### Brief:
Repeat the whole listing below, word for word.

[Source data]
○ ○ ○ ○ ○ ○ ○

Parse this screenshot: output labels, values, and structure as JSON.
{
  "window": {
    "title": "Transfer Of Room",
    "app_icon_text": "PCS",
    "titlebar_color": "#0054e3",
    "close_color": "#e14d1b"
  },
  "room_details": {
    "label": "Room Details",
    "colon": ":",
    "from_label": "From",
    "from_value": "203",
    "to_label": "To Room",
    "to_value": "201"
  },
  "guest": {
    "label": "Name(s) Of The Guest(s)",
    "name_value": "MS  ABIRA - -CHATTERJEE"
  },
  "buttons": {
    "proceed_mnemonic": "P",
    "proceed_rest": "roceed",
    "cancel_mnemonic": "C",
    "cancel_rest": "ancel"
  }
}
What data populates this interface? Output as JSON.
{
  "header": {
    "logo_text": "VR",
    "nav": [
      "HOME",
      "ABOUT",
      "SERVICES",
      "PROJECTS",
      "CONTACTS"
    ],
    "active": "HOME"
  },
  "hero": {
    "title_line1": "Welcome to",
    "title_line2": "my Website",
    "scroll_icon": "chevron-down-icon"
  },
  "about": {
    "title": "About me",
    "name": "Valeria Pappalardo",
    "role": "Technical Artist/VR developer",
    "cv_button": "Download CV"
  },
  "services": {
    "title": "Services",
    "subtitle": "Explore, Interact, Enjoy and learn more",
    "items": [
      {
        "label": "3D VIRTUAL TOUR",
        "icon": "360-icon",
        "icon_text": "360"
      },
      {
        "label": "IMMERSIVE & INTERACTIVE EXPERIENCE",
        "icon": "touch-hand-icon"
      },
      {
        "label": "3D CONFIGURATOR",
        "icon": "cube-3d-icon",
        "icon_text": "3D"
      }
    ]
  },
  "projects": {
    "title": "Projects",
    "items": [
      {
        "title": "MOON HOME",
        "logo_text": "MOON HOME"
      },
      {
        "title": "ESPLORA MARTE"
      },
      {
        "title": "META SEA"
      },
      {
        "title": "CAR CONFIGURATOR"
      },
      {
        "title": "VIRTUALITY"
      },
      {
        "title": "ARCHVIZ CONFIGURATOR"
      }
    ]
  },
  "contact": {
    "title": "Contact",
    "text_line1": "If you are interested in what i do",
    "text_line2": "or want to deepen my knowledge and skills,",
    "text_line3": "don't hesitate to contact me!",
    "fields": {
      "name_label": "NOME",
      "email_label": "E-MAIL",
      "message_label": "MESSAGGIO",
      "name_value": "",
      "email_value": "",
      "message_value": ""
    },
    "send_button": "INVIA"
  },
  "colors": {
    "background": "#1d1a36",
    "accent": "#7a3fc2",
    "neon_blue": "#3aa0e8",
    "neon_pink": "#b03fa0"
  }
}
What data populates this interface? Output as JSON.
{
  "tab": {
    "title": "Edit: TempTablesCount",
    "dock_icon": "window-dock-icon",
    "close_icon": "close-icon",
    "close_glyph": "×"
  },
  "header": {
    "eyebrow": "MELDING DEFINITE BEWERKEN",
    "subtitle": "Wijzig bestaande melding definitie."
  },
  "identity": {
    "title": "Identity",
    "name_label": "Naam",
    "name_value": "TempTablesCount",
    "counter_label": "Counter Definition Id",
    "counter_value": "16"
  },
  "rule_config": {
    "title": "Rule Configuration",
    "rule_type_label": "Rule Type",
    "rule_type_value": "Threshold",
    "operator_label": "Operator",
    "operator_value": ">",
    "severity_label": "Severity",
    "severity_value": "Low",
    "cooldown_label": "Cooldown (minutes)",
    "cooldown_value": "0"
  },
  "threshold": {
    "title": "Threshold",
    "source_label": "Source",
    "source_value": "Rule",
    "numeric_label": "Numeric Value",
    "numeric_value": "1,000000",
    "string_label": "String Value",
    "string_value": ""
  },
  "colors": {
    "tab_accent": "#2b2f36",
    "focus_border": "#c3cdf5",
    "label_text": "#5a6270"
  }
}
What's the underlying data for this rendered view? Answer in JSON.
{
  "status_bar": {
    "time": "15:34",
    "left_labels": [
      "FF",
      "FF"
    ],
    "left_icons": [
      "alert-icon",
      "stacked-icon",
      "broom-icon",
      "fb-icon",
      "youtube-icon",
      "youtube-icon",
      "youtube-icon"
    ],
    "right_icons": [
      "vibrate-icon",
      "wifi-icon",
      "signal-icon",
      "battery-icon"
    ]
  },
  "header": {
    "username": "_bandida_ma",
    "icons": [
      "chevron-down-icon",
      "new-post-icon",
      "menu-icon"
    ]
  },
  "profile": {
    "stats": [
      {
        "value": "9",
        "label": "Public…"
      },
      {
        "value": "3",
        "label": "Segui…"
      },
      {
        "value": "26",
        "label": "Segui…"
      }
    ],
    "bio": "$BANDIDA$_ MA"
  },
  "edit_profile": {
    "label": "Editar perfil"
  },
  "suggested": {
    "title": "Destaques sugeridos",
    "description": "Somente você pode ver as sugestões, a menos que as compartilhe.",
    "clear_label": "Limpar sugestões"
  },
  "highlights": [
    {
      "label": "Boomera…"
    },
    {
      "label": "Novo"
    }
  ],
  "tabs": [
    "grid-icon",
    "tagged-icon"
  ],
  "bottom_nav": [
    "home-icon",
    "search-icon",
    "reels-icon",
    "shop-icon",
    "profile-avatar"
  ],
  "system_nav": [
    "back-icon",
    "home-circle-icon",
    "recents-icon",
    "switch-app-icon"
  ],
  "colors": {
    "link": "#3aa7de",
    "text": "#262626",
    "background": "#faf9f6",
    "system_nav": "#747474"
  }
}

○ ○ ○ ○ ○ ○ ○

### Exercise output:
Parse this screenshot: output labels, values, and structure as JSON.
{
  "window": {
    "title": "Transfer Of Room",
    "app_icon_text": "PCS",
    "titlebar_color": "#0054e3",
    "close_color": "#e14d1b"
  },
  "room_details": {
    "label": "Room Details",
    "colon": ":",
    "from_label": "From",
    "from_value": "203",
    "to_label": "To Room",
    "to_value": "201"
  },
  "guest": {
    "label": "Name(s) Of The Guest(s)",
    "name_value": "MS  ABIRA - -CHATTERJEE"
  },
  "buttons": {
    "proceed_mnemonic": "P",
    "proceed_rest": "roceed",
    "cancel_mnemonic": "C",
    "cancel_rest": "ancel"
  }
}
What data populates this interface? Output as JSON.
{
  "header": {
    "logo_text": "VR",
    "nav": [
      "HOME",
      "ABOUT",
      "SERVICES",
      "PROJECTS",
      "CONTACTS"
    ],
    "active": "HOME"
  },
  "hero": {
    "title_line1": "Welcome to",
    "title_line2": "my Website",
    "scroll_icon": "chevron-down-icon"
  },
  "about": {
    "title": "About me",
    "name": "Valeria Pappalardo",
    "role": "Technical Artist/VR developer",
    "cv_button": "Download CV"
  },
  "services": {
    "title": "Services",
    "subtitle": "Explore, Interact, Enjoy and learn more",
    "items": [
      {
        "label": "3D VIRTUAL TOUR",
        "icon": "360-icon",
        "icon_text": "360"
      },
      {
        "label": "IMMERSIVE & INTERACTIVE EXPERIENCE",
        "icon": "touch-hand-icon"
      },
      {
        "label": "3D CONFIGURATOR",
        "icon": "cube-3d-icon",
        "icon_text": "3D"
      }
    ]
  },
  "projects": {
    "title": "Projects",
    "items": [
      {
        "title": "MOON HOME",
        "logo_text": "MOON HOME"
      },
      {
        "title": "ESPLORA MARTE"
      },
      {
        "title": "META SEA"
      },
      {
        "title": "CAR CONFIGURATOR"
      },
      {
        "title": "VIRTUALITY"
      },
      {
        "title": "ARCHVIZ CONFIGURATOR"
      }
    ]
  },
  "contact": {
    "title": "Contact",
    "text_line1": "If you are interested in what i do",
    "text_line2": "or want to deepen my knowledge and skills,",
    "text_line3": "don't hesitate to contact me!",
    "fields": {
      "name_label": "NOME",
      "email_label": "E-MAIL",
      "message_label": "MESSAGGIO",
      "name_value": "",
      "email_value": "",
      "message_value": ""
    },
    "send_button": "INVIA"
  },
  "colors": {
    "background": "#1d1a36",
    "accent": "#7a3fc2",
    "neon_blue": "#3aa0e8",
    "neon_pink": "#b03fa0"
  }
}
What data populates this interface? Output as JSON.
{
  "tab": {
    "title": "Edit: TempTablesCount",
    "dock_icon": "window-dock-icon",
    "close_icon": "close-icon",
    "close_glyph": "×"
  },
  "header": {
    "eyebrow": "MELDING DEFINITE BEWERKEN",
    "subtitle": "Wijzig bestaande melding definitie."
  },
  "identity": {
    "title": "Identity",
    "name_label": "Naam",
    "name_value": "TempTablesCount",
    "counter_label": "Counter Definition Id",
    "counter_value": "16"
  },
  "rule_config": {
    "title": "Rule Configuration",
    "rule_type_label": "Rule Type",
    "rule_type_value": "Threshold",
    "operator_label": "Operator",
    "operator_value": ">",
    "severity_label": "Severity",
    "severity_value": "Low",
    "cooldown_label": "Cooldown (minutes)",
    "cooldown_value": "0"
  },
  "threshold": {
    "title": "Threshold",
    "source_label": "Source",
    "source_value": "Rule",
    "numeric_label": "Numeric Value",
    "numeric_value": "1,000000",
    "string_label": "String Value",
    "string_value": ""
  },
  "colors": {
    "tab_accent": "#2b2f36",
    "focus_border": "#c3cdf5",
    "label_text": "#5a6270"
  }
}
What's the underlying data for this rendered view? Answer in JSON.
{
  "status_bar": {
    "time": "15:34",
    "left_labels": [
      "FF",
      "FF"
    ],
    "left_icons": [
      "alert-icon",
      "stacked-icon",
      "broom-icon",
      "fb-icon",
      "youtube-icon",
      "youtube-icon",
      "youtube-icon"
    ],
    "right_icons": [
      "vibrate-icon",
      "wifi-icon",
      "signal-icon",
      "battery-icon"
    ]
  },
  "header": {
    "username": "_bandida_ma",
    "icons": [
      "chevron-down-icon",
      "new-post-icon",
      "menu-icon"
    ]
  },
  "profile": {
    "stats": [
      {
        "value": "9",
        "label": "Public…"
      },
      {
        "value": "3",
        "label": "Segui…"
      },
      {
        "value": "26",
        "label": "Segui…"
      }
    ],
    "bio": "$BANDIDA$_ MA"
  },
  "edit_profile": {
    "label": "Editar perfil"
  },
  "suggested": {
    "title": "Destaques sugeridos",
    "description": "Somente você pode ver as sugestões, a menos que as compartilhe.",
    "clear_label": "Limpar sugestões"
  },
  "highlights": [
    {
      "label": "Boomera…"
    },
    {
      "label": "Novo"
    }
  ],
  "tabs": [
    "grid-icon",
    "tagged-icon"
  ],
  "bottom_nav": [
    "home-icon",
    "search-icon",
    "reels-icon",
    "shop-icon",
    "profile-avatar"
  ],
  "system_nav": [
    "back-icon",
    "home-circle-icon",
    "recents-icon",
    "switch-app-icon"
  ],
  "colors": {
    "link": "#3aa7de",
    "text": "#262626",
    "background": "#faf9f6",
    "system_nav": "#747474"
  }
}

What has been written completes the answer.